# GIVEN REQUEST:
Skip the pictures. Copy all the rest of the records down exactly.

Entries from a visual dataset

##########

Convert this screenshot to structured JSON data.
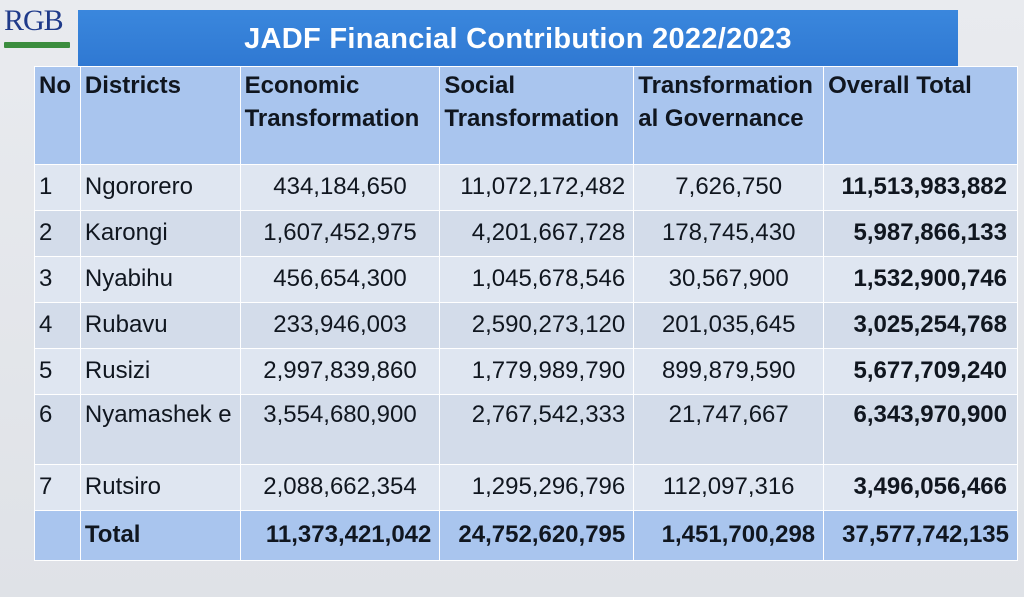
{
  "logo": {
    "text": "RGB"
  },
  "title": "JADF Financial Contribution 2022/2023",
  "headers": {
    "no": "No",
    "districts": "Districts",
    "economic": "Economic Transformation",
    "social": "Social Transformation",
    "governance": "Transformation al Governance",
    "overall": "Overall Total"
  },
  "rows": [
    {
      "no": "1",
      "district": "Ngororero",
      "economic": "434,184,650",
      "social": "11,072,172,482",
      "governance": "7,626,750",
      "overall": "11,513,983,882"
    },
    {
      "no": "2",
      "district": "Karongi",
      "economic": "1,607,452,975",
      "social": "4,201,667,728",
      "governance": "178,745,430",
      "overall": "5,987,866,133"
    },
    {
      "no": "3",
      "district": "Nyabihu",
      "economic": "456,654,300",
      "social": "1,045,678,546",
      "governance": "30,567,900",
      "overall": "1,532,900,746"
    },
    {
      "no": "4",
      "district": "Rubavu",
      "economic": "233,946,003",
      "social": "2,590,273,120",
      "governance": "201,035,645",
      "overall": "3,025,254,768"
    },
    {
      "no": "5",
      "district": "Rusizi",
      "economic": "2,997,839,860",
      "social": "1,779,989,790",
      "governance": "899,879,590",
      "overall": "5,677,709,240"
    },
    {
      "no": "6",
      "district": "Nyamashek e",
      "economic": "3,554,680,900",
      "social": "2,767,542,333",
      "governance": "21,747,667",
      "overall": "6,343,970,900"
    },
    {
      "no": "7",
      "district": "Rutsiro",
      "economic": "2,088,662,354",
      "social": "1,295,296,796",
      "governance": "112,097,316",
      "overall": "3,496,056,466"
    }
  ],
  "total": {
    "label": "Total",
    "economic": "11,373,421,042",
    "social": "24,752,620,795",
    "governance": "1,451,700,298",
    "overall": "37,577,742,135"
  }
}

##########

# OUTPUT FOR THIS EXERCISE:
Convert this screenshot to structured JSON data.
{
  "logo": {
    "text": "RGB"
  },
  "title": "JADF Financial Contribution 2022/2023",
  "headers": {
    "no": "No",
    "districts": "Districts",
    "economic": "Economic Transformation",
    "social": "Social Transformation",
    "governance": "Transformation al Governance",
    "overall": "Overall Total"
  },
  "rows": [
    {
      "no": "1",
      "district": "Ngororero",
      "economic": "434,184,650",
      "social": "11,072,172,482",
      "governance": "7,626,750",
      "overall": "11,513,983,882"
    },
    {
      "no": "2",
      "district": "Karongi",
      "economic": "1,607,452,975",
      "social": "4,201,667,728",
      "governance": "178,745,430",
      "overall": "5,987,866,133"
    },
    {
      "no": "3",
      "district": "Nyabihu",
      "economic": "456,654,300",
      "social": "1,045,678,546",
      "governance": "30,567,900",
      "overall": "1,532,900,746"
    },
    {
      "no": "4",
      "district": "Rubavu",
      "economic": "233,946,003",
      "social": "2,590,273,120",
      "governance": "201,035,645",
      "overall": "3,025,254,768"
    },
    {
      "no": "5",
      "district": "Rusizi",
      "economic": "2,997,839,860",
      "social": "1,779,989,790",
      "governance": "899,879,590",
      "overall": "5,677,709,240"
    },
    {
      "no": "6",
      "district": "Nyamashek e",
      "economic": "3,554,680,900",
      "social": "2,767,542,333",
      "governance": "21,747,667",
      "overall": "6,343,970,900"
    },
    {
      "no": "7",
      "district": "Rutsiro",
      "economic": "2,088,662,354",
      "social": "1,295,296,796",
      "governance": "112,097,316",
      "overall": "3,496,056,466"
    }
  ],
  "total": {
    "label": "Total",
    "economic": "11,373,421,042",
    "social": "24,752,620,795",
    "governance": "1,451,700,298",
    "overall": "37,577,742,135"
  }
}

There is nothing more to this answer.